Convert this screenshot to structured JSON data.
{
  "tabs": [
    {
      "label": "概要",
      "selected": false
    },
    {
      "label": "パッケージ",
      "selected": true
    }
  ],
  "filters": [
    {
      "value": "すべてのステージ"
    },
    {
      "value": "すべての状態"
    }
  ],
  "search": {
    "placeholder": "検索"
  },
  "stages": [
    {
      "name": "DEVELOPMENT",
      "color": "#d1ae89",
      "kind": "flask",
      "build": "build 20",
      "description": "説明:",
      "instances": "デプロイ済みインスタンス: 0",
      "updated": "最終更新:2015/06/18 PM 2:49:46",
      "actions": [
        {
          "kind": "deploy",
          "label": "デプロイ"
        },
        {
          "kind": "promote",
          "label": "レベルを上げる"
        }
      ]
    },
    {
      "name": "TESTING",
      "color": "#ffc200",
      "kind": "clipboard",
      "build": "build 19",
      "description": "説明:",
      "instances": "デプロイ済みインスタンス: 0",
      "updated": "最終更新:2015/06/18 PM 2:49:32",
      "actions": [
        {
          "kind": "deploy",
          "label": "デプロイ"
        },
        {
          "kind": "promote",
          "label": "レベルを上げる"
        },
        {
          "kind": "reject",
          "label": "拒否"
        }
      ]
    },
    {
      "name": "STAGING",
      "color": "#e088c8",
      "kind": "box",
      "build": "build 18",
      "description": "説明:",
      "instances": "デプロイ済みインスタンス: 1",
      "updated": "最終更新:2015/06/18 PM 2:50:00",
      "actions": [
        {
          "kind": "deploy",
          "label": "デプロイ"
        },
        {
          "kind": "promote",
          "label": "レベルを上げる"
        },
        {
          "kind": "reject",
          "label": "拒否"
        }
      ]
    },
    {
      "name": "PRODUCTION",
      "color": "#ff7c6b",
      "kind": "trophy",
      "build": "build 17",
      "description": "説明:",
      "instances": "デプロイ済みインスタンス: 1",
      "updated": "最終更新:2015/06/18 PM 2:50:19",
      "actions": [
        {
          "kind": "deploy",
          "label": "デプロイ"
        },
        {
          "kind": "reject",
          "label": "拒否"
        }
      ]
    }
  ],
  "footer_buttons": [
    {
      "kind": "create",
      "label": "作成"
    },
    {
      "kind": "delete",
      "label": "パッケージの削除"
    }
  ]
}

================

▶ _Given problem_
Quote the listing in full, please, keeping every line exact.

▶ _Solved problem_
Convert this screenshot to structured JSON data.
{
  "tabs": [
    {
      "label": "概要",
      "selected": false
    },
    {
      "label": "パッケージ",
      "selected": true
    }
  ],
  "filters": [
    {
      "value": "すべてのステージ"
    },
    {
      "value": "すべての状態"
    }
  ],
  "search": {
    "placeholder": "検索"
  },
  "stages": [
    {
      "name": "DEVELOPMENT",
      "color": "#d1ae89",
      "kind": "flask",
      "build": "build 20",
      "description": "説明:",
      "instances": "デプロイ済みインスタンス: 0",
      "updated": "最終更新:2015/06/18 PM 2:49:46",
      "actions": [
        {
          "kind": "deploy",
          "label": "デプロイ"
        },
        {
          "kind": "promote",
          "label": "レベルを上げる"
        }
      ]
    },
    {
      "name": "TESTING",
      "color": "#ffc200",
      "kind": "clipboard",
      "build": "build 19",
      "description": "説明:",
      "instances": "デプロイ済みインスタンス: 0",
      "updated": "最終更新:2015/06/18 PM 2:49:32",
      "actions": [
        {
          "kind": "deploy",
          "label": "デプロイ"
        },
        {
          "kind": "promote",
          "label": "レベルを上げる"
        },
        {
          "kind": "reject",
          "label": "拒否"
        }
      ]
    },
    {
      "name": "STAGING",
      "color": "#e088c8",
      "kind": "box",
      "build": "build 18",
      "description": "説明:",
      "instances": "デプロイ済みインスタンス: 1",
      "updated": "最終更新:2015/06/18 PM 2:50:00",
      "actions": [
        {
          "kind": "deploy",
          "label": "デプロイ"
        },
        {
          "kind": "promote",
          "label": "レベルを上げる"
        },
        {
          "kind": "reject",
          "label": "拒否"
        }
      ]
    },
    {
      "name": "PRODUCTION",
      "color": "#ff7c6b",
      "kind": "trophy",
      "build": "build 17",
      "description": "説明:",
      "instances": "デプロイ済みインスタンス: 1",
      "updated": "最終更新:2015/06/18 PM 2:50:19",
      "actions": [
        {
          "kind": "deploy",
          "label": "デプロイ"
        },
        {
          "kind": "reject",
          "label": "拒否"
        }
      ]
    }
  ],
  "footer_buttons": [
    {
      "kind": "create",
      "label": "作成"
    },
    {
      "kind": "delete",
      "label": "パッケージの削除"
    }
  ]
}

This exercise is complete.